EXERCISE DIRECTIONS>
What is the number of lines containing the word "ской"? Please answer with that number and nothing more.

········

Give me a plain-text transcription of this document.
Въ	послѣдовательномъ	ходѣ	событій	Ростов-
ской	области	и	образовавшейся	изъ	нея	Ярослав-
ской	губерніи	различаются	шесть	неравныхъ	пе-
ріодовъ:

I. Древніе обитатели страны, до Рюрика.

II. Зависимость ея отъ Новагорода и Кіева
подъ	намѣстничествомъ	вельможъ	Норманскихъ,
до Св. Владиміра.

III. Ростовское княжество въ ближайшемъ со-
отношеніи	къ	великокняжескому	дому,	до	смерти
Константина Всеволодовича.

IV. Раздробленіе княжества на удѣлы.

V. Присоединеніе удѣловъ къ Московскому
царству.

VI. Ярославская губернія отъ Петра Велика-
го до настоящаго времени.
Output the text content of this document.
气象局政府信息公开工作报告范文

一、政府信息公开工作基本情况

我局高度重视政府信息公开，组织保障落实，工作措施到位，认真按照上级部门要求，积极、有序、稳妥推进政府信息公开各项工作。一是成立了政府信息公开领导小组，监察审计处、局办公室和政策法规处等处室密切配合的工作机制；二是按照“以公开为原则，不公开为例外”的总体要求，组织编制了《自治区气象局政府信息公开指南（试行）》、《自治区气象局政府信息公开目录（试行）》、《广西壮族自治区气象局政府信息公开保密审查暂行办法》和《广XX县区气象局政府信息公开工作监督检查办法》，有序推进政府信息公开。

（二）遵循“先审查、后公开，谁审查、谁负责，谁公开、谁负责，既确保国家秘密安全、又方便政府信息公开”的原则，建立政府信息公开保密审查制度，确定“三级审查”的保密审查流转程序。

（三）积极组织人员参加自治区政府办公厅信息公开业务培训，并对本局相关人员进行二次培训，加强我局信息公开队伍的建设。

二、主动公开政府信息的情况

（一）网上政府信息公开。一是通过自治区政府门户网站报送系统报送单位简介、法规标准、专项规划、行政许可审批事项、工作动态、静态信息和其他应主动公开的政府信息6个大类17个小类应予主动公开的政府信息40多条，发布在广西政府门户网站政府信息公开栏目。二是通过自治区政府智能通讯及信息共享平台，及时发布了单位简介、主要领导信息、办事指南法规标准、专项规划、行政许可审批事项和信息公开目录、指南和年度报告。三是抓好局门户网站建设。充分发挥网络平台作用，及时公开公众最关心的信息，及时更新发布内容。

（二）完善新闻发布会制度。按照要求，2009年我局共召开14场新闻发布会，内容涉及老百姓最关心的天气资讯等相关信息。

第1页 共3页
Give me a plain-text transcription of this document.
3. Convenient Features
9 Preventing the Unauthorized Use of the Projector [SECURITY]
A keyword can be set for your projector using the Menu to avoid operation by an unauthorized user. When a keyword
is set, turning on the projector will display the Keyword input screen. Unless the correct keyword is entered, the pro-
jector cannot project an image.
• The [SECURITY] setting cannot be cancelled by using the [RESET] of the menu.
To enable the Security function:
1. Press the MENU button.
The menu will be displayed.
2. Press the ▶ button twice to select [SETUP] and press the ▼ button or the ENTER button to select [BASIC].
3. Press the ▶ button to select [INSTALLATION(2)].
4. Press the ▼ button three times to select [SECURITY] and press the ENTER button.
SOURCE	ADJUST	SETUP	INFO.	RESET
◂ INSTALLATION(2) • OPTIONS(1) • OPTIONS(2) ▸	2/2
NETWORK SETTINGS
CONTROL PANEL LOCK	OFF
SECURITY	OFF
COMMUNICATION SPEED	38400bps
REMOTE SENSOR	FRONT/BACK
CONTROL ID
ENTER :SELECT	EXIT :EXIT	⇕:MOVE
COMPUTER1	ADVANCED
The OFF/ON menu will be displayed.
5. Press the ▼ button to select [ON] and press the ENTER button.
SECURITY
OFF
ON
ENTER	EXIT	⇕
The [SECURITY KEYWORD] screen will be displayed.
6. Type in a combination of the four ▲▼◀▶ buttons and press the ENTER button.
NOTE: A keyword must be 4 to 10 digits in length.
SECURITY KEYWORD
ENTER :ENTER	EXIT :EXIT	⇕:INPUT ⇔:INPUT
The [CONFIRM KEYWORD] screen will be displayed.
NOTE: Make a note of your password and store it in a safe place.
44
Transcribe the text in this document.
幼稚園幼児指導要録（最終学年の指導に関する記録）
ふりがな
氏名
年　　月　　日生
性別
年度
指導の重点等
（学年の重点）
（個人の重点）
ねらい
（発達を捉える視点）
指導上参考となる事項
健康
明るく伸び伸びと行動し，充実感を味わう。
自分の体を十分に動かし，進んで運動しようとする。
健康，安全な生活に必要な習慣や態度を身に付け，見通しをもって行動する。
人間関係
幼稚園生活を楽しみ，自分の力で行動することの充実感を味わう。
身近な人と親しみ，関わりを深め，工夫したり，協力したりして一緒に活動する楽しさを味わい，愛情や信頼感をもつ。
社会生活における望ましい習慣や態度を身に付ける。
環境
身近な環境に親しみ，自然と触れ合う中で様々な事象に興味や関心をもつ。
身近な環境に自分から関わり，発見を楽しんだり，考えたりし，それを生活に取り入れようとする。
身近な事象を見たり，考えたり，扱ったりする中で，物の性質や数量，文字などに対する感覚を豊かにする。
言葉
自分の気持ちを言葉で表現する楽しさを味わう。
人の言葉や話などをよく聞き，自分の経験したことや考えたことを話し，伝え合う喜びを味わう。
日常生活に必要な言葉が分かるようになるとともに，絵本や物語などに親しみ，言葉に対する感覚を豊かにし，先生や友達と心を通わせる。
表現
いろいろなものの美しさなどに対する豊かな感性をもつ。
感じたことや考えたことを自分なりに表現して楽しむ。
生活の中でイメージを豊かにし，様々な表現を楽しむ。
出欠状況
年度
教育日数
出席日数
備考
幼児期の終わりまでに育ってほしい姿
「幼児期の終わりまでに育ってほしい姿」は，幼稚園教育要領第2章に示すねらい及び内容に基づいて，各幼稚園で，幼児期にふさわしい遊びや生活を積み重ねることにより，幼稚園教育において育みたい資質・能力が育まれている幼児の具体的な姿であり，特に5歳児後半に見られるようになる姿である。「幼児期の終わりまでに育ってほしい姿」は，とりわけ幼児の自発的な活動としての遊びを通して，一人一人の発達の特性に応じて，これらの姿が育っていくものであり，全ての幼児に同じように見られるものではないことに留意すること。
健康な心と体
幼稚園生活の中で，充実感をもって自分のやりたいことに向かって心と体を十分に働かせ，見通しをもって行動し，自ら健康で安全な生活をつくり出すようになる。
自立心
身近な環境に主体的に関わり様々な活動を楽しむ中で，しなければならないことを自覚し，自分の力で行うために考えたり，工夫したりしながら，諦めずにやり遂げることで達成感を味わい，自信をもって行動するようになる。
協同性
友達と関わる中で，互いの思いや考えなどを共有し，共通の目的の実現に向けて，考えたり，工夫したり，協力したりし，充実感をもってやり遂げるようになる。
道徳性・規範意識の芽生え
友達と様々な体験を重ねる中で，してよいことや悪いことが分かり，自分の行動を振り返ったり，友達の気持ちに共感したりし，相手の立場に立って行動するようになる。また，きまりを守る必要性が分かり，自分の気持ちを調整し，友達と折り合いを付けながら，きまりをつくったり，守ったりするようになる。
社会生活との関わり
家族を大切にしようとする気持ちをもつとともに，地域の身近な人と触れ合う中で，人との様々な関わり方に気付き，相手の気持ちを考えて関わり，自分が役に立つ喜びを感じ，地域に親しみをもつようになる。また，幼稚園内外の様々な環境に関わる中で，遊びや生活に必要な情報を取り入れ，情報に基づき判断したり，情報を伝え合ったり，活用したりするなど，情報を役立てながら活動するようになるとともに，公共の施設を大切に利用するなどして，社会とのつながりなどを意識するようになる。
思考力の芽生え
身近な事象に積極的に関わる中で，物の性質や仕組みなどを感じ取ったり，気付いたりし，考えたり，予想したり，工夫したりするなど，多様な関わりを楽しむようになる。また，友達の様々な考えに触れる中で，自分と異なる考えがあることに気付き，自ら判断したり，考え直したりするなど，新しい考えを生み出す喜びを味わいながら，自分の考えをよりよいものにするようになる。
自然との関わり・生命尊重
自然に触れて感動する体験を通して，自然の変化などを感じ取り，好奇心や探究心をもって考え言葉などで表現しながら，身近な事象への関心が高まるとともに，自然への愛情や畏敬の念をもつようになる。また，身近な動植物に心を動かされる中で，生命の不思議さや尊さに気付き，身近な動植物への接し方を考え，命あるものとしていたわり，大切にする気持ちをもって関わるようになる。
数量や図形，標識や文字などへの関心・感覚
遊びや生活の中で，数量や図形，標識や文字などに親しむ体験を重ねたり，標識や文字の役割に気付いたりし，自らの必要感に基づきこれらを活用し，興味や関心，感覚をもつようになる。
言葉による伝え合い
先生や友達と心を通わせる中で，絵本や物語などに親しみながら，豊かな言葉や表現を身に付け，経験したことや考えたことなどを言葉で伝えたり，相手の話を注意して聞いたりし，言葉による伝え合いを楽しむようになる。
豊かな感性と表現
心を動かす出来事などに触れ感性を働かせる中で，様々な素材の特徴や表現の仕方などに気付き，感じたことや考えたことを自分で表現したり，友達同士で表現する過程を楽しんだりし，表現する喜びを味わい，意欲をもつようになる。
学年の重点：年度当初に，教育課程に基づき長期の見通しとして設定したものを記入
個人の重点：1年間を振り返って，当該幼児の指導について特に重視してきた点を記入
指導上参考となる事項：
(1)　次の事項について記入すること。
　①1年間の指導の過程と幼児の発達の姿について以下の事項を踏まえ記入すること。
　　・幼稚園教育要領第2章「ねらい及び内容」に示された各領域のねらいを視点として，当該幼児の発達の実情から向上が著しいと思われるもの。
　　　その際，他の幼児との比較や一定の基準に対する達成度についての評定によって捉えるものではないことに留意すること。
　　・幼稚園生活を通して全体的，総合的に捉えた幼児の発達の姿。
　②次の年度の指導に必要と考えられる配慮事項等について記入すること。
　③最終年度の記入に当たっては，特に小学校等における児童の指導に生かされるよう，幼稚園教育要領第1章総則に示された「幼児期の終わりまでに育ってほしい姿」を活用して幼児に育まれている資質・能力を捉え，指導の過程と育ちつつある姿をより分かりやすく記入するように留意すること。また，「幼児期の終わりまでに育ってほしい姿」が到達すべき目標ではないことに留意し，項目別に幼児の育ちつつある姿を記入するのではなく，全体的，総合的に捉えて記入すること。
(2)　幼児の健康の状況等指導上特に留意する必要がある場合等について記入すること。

········

RESPONSE>
2